§ Directions
Drop the pictures, then extract the listing word for word.

* BEGIN Task inputs *

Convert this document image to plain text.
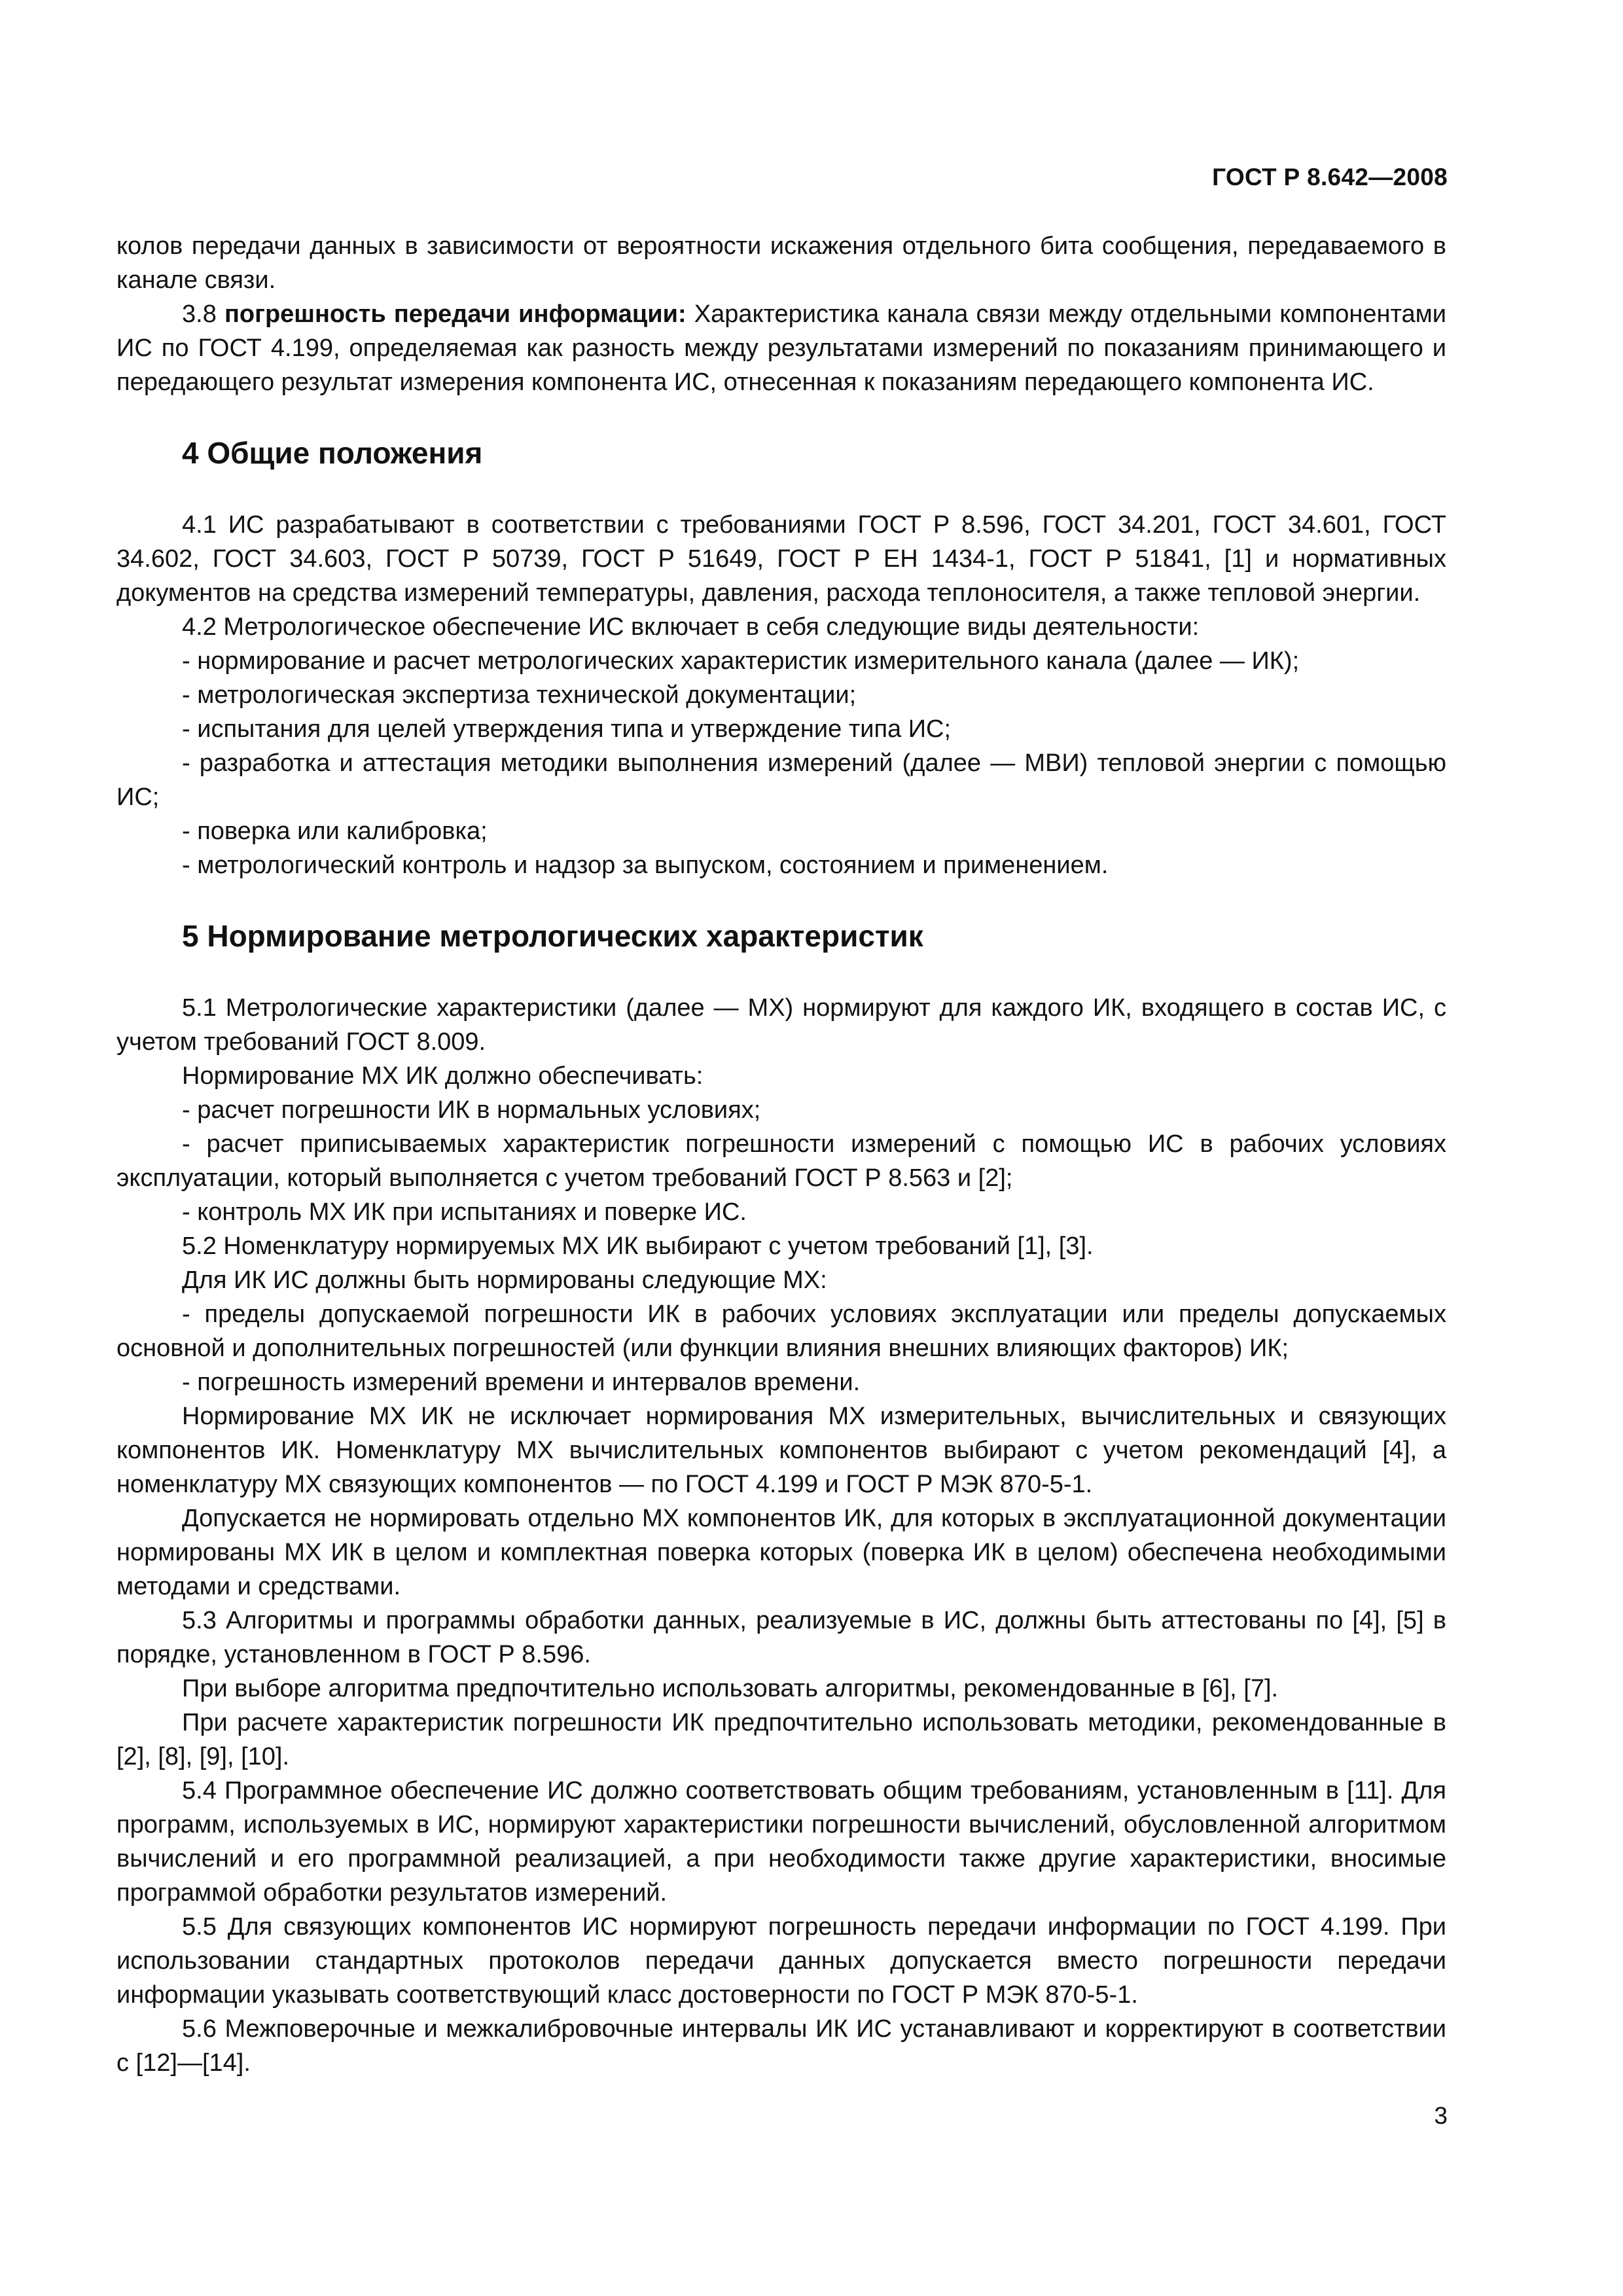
ГОСТ Р 8.642—2008

колов передачи данных в зависимости от вероятности искажения отдельного бита сообщения, передаваемого в канале связи.

3.8 погрешность передачи информации: Характеристика канала связи между отдельными компонентами ИС по ГОСТ 4.199, определяемая как разность между результатами измерений по показаниям принимающего и передающего результат измерения компонента ИС, отнесенная к показаниям передающего компонента ИС.

4 Общие положения

4.1 ИС разрабатывают в соответствии с требованиями ГОСТ Р 8.596, ГОСТ 34.201, ГОСТ 34.601, ГОСТ 34.602, ГОСТ 34.603, ГОСТ Р 50739, ГОСТ Р 51649, ГОСТ Р ЕН 1434-1, ГОСТ Р 51841, [1] и нормативных документов на средства измерений температуры, давления, расхода теплоносителя, а также тепловой энергии.

4.2 Метрологическое обеспечение ИС включает в себя следующие виды деятельности:

- нормирование и расчет метрологических характеристик измерительного канала (далее — ИК);

- метрологическая экспертиза технической документации;

- испытания для целей утверждения типа и утверждение типа ИС;

- разработка и аттестация методики выполнения измерений (далее — МВИ) тепловой энергии с помощью ИС;

- поверка или калибровка;

- метрологический контроль и надзор за выпуском, состоянием и применением.

5 Нормирование метрологических характеристик

5.1 Метрологические характеристики (далее — МХ) нормируют для каждого ИК, входящего в состав ИС, с учетом требований ГОСТ 8.009.

Нормирование МХ ИК должно обеспечивать:

- расчет погрешности ИК в нормальных условиях;

- расчет приписываемых характеристик погрешности измерений с помощью ИС в рабочих условиях эксплуатации, который выполняется с учетом требований ГОСТ Р 8.563 и [2];

- контроль МХ ИК при испытаниях и поверке ИС.

5.2 Номенклатуру нормируемых МХ ИК выбирают с учетом требований [1], [3].

Для ИК ИС должны быть нормированы следующие МХ:

- пределы допускаемой погрешности ИК в рабочих условиях эксплуатации или пределы допускаемых основной и дополнительных погрешностей (или функции влияния внешних влияющих факторов) ИК;

- погрешность измерений времени и интервалов времени.

Нормирование МХ ИК не исключает нормирования МХ измерительных, вычислительных и связующих компонентов ИК. Номенклатуру МХ вычислительных компонентов выбирают с учетом рекомендаций [4], а номенклатуру МХ связующих компонентов — по ГОСТ 4.199 и ГОСТ Р МЭК 870-5-1.

Допускается не нормировать отдельно МХ компонентов ИК, для которых в эксплуатационной документации нормированы МХ ИК в целом и комплектная поверка которых (поверка ИК в целом) обеспечена необходимыми методами и средствами.

5.3 Алгоритмы и программы обработки данных, реализуемые в ИС, должны быть аттестованы по [4], [5] в порядке, установленном в ГОСТ Р 8.596.

При выборе алгоритма предпочтительно использовать алгоритмы, рекомендованные в [6], [7].

При расчете характеристик погрешности ИК предпочтительно использовать методики, рекомендованные в [2], [8], [9], [10].

5.4 Программное обеспечение ИС должно соответствовать общим требованиям, установленным в [11]. Для программ, используемых в ИС, нормируют характеристики погрешности вычислений, обусловленной алгоритмом вычислений и его программной реализацией, а при необходимости также другие характеристики, вносимые программой обработки результатов измерений.

5.5 Для связующих компонентов ИС нормируют погрешность передачи информации по ГОСТ 4.199. При использовании стандартных протоколов передачи данных допускается вместо погрешности передачи информации указывать соответствующий класс достоверности по ГОСТ Р МЭК 870-5-1.

5.6 Межповерочные и межкалибровочные интервалы ИК ИС устанавливают и корректируют в соответствии с [12]—[14].

3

* END Task inputs *

§ Exercise result
Convert this document image to plain text.
ГОСТ Р 8.642—2008

колов передачи данных в зависимости от вероятности искажения отдельного бита сообщения, передаваемого в канале связи.

3.8 погрешность передачи информации: Характеристика канала связи между отдельными компонентами ИС по ГОСТ 4.199, определяемая как разность между результатами измерений по показаниям принимающего и передающего результат измерения компонента ИС, отнесенная к показаниям передающего компонента ИС.

4 Общие положения

4.1 ИС разрабатывают в соответствии с требованиями ГОСТ Р 8.596, ГОСТ 34.201, ГОСТ 34.601, ГОСТ 34.602, ГОСТ 34.603, ГОСТ Р 50739, ГОСТ Р 51649, ГОСТ Р ЕН 1434-1, ГОСТ Р 51841, [1] и нормативных документов на средства измерений температуры, давления, расхода теплоносителя, а также тепловой энергии.

4.2 Метрологическое обеспечение ИС включает в себя следующие виды деятельности:

- нормирование и расчет метрологических характеристик измерительного канала (далее — ИК);

- метрологическая экспертиза технической документации;

- испытания для целей утверждения типа и утверждение типа ИС;

- разработка и аттестация методики выполнения измерений (далее — МВИ) тепловой энергии с помощью ИС;

- поверка или калибровка;

- метрологический контроль и надзор за выпуском, состоянием и применением.

5 Нормирование метрологических характеристик

5.1 Метрологические характеристики (далее — МХ) нормируют для каждого ИК, входящего в состав ИС, с учетом требований ГОСТ 8.009.

Нормирование МХ ИК должно обеспечивать:

- расчет погрешности ИК в нормальных условиях;

- расчет приписываемых характеристик погрешности измерений с помощью ИС в рабочих условиях эксплуатации, который выполняется с учетом требований ГОСТ Р 8.563 и [2];

- контроль МХ ИК при испытаниях и поверке ИС.

5.2 Номенклатуру нормируемых МХ ИК выбирают с учетом требований [1], [3].

Для ИК ИС должны быть нормированы следующие МХ:

- пределы допускаемой погрешности ИК в рабочих условиях эксплуатации или пределы допускаемых основной и дополнительных погрешностей (или функции влияния внешних влияющих факторов) ИК;

- погрешность измерений времени и интервалов времени.

Нормирование МХ ИК не исключает нормирования МХ измерительных, вычислительных и связующих компонентов ИК. Номенклатуру МХ вычислительных компонентов выбирают с учетом рекомендаций [4], а номенклатуру МХ связующих компонентов — по ГОСТ 4.199 и ГОСТ Р МЭК 870-5-1.

Допускается не нормировать отдельно МХ компонентов ИК, для которых в эксплуатационной документации нормированы МХ ИК в целом и комплектная поверка которых (поверка ИК в целом) обеспечена необходимыми методами и средствами.

5.3 Алгоритмы и программы обработки данных, реализуемые в ИС, должны быть аттестованы по [4], [5] в порядке, установленном в ГОСТ Р 8.596.

При выборе алгоритма предпочтительно использовать алгоритмы, рекомендованные в [6], [7].

При расчете характеристик погрешности ИК предпочтительно использовать методики, рекомендованные в [2], [8], [9], [10].

5.4 Программное обеспечение ИС должно соответствовать общим требованиям, установленным в [11]. Для программ, используемых в ИС, нормируют характеристики погрешности вычислений, обусловленной алгоритмом вычислений и его программной реализацией, а при необходимости также другие характеристики, вносимые программой обработки результатов измерений.

5.5 Для связующих компонентов ИС нормируют погрешность передачи информации по ГОСТ 4.199. При использовании стандартных протоколов передачи данных допускается вместо погрешности передачи информации указывать соответствующий класс достоверности по ГОСТ Р МЭК 870-5-1.

5.6 Межповерочные и межкалибровочные интервалы ИК ИС устанавливают и корректируют в соответствии с [12]—[14].

3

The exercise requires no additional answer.